--- START OF Page excerpt ---

Technical writing
Voidly probe scheduling constraints: battery budgets, cellular data limits, and adaptive domain selection
A Voidly probe running on a volunteer's mobile device operates in a fundamentally different resource environment than a server-side agent. Battery is not infinite. Cellular data plans have monthly caps. Thermal throttling can suspend a measurement mid-flight. Measurement software that ignores these constraints gets uninstalled; measurement software that respects them can run continuously for years without operator intervention.
This article covers the four resource constraint systems that govern when and how much Voidly probes measure: battery-floor enforcement, thermal detection, cellular data budget accounting, and the adaptive priority queue that determines domain selection order when available budget forces a shorter-than-full measurement cycle.
Resource constraint model
The probe's scheduler evaluates four constraint checks before starting each measurement cycle. All four must pass for the cycle to proceed:
// src/scheduler/constraints.rs
use crate::config::ResolvedConfig;
#[derive(Debug, Clone)]
pub struct ResourceSnapshot {
pub battery_pct: u8, // 0–100
pub is_charging: bool,
pub is_thermal_limited: bool, // from thermal state API
pub network_type: NetworkType,
pub cellular_bytes_today: u64, // bytes sent+received since local midnight
pub wifi_bytes_today: u64,
}
#[derive(Debug, Clone, PartialEq)]
pub enum NetworkType { WiFi, Cellular, Ethernet, Unknown }
#[derive(Debug)]
pub enum ConstraintViolation {
BatteryTooLow { current: u8, floor: u8 },
ThermalThrottled,
CellularDailyCapExceeded { used: u64, cap: u64 },
UnknownNetwork,
}
pub fn check_constraints(
snap: &ResourceSnapshot,
cfg: &ResolvedConfig,
) -> Result<(), ConstraintViolation> {
// 1. Battery floor (skip if charging: charging probes never skip on battery grounds)

--- END OF Page excerpt ---
--- START OF Extracted information ---

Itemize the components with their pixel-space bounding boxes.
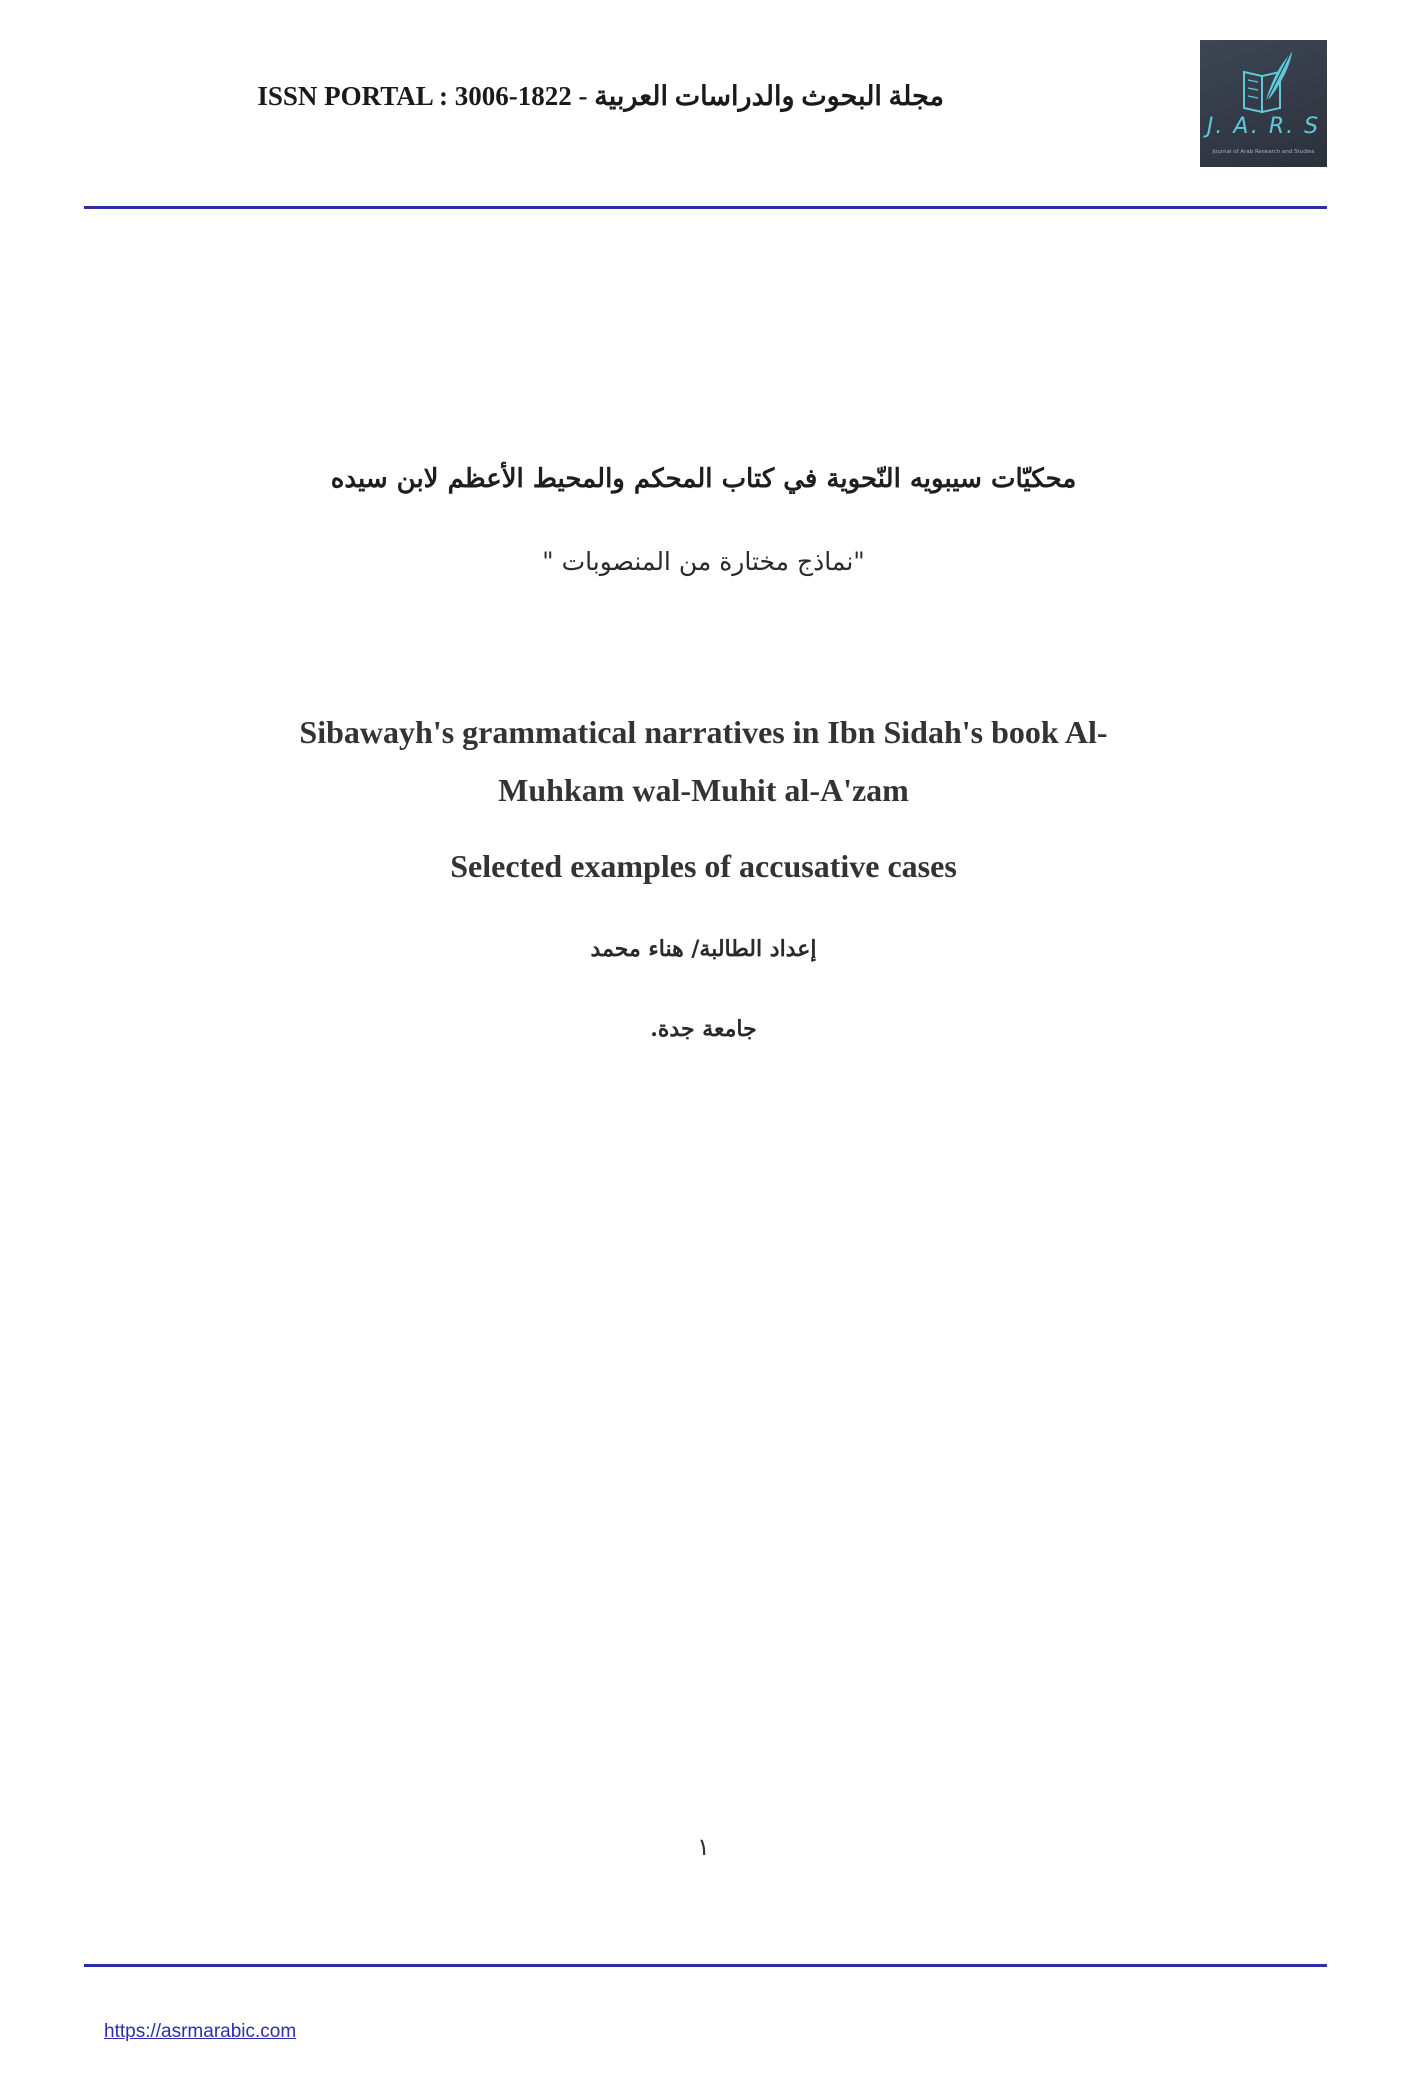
english-title-line-2: Muhkam wal-Muhit al-A'zam bbox=[498, 772, 909, 808]
logo-tagline: Journal of Arab Research and Studies bbox=[1212, 149, 1315, 155]
footer-website-link[interactable]: https://asrmarabic.com bbox=[104, 2021, 297, 2042]
arabic-subtitle: "نماذج مختارة من المنصوبات " bbox=[542, 547, 865, 576]
journal-header-title: مجلة البحوث والدراسات العربية - ISSN PORTAL : 3006-1822 bbox=[257, 81, 944, 111]
page-number: ١ bbox=[697, 1833, 710, 1861]
header-divider bbox=[84, 206, 1327, 209]
footer-divider bbox=[84, 1964, 1327, 1967]
logo-letters: J. A. R. S bbox=[1206, 114, 1321, 139]
english-title-line-1: Sibawayh's grammatical narratives in Ibn Sidah's book Al- bbox=[299, 714, 1108, 750]
journal-logo bbox=[1200, 40, 1327, 167]
book-quill-icon bbox=[1200, 40, 1327, 120]
author-line: إعداد الطالبة/ هناء محمد bbox=[590, 936, 817, 962]
university-line: جامعة جدة. bbox=[650, 1016, 757, 1042]
english-title bbox=[100, 703, 1307, 819]
english-subtitle: Selected examples of accusative cases bbox=[450, 848, 957, 884]
arabic-title: محكيّات سيبويه النّحوية في كتاب المحكم والمحيط الأعظم لابن سيده bbox=[330, 464, 1077, 494]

--- END OF Extracted information ---

> [Task set]:
#1 Answer these questions about the article on Voidly probe scheduling:
(a) How many constraint checks does the scheduler evaluate before starting each measurement cycle?
(b) What does the cellular_bytes_today field count?
(c) According to the opening, what happens to measurement software that ignores resource constraints?
#2 Copy out all the records line for line, leaving out the picture.

> [Expected answers]:
#1
(a) Four.
(b) Bytes sent and received since local midnight.
(c) It gets uninstalled.

#2
Itemize the components with their pixel-space bounding boxes.
english-title-line-2: Muhkam wal-Muhit al-A'zam bbox=[498, 772, 909, 808]
logo-tagline: Journal of Arab Research and Studies bbox=[1212, 149, 1315, 155]
footer-website-link[interactable]: https://asrmarabic.com bbox=[104, 2021, 297, 2042]
arabic-subtitle: "نماذج مختارة من المنصوبات " bbox=[542, 547, 865, 576]
journal-header-title: مجلة البحوث والدراسات العربية - ISSN PORTAL : 3006-1822 bbox=[257, 81, 944, 111]
page-number: ١ bbox=[697, 1833, 710, 1861]
header-divider bbox=[84, 206, 1327, 209]
footer-divider bbox=[84, 1964, 1327, 1967]
logo-letters: J. A. R. S bbox=[1206, 114, 1321, 139]
english-title-line-1: Sibawayh's grammatical narratives in Ibn Sidah's book Al- bbox=[299, 714, 1108, 750]
journal-logo bbox=[1200, 40, 1327, 167]
book-quill-icon bbox=[1200, 40, 1327, 120]
author-line: إعداد الطالبة/ هناء محمد bbox=[590, 936, 817, 962]
university-line: جامعة جدة. bbox=[650, 1016, 757, 1042]
english-title bbox=[100, 703, 1307, 819]
english-subtitle: Selected examples of accusative cases bbox=[450, 848, 957, 884]
arabic-title: محكيّات سيبويه النّحوية في كتاب المحكم والمحيط الأعظم لابن سيده bbox=[330, 464, 1077, 494]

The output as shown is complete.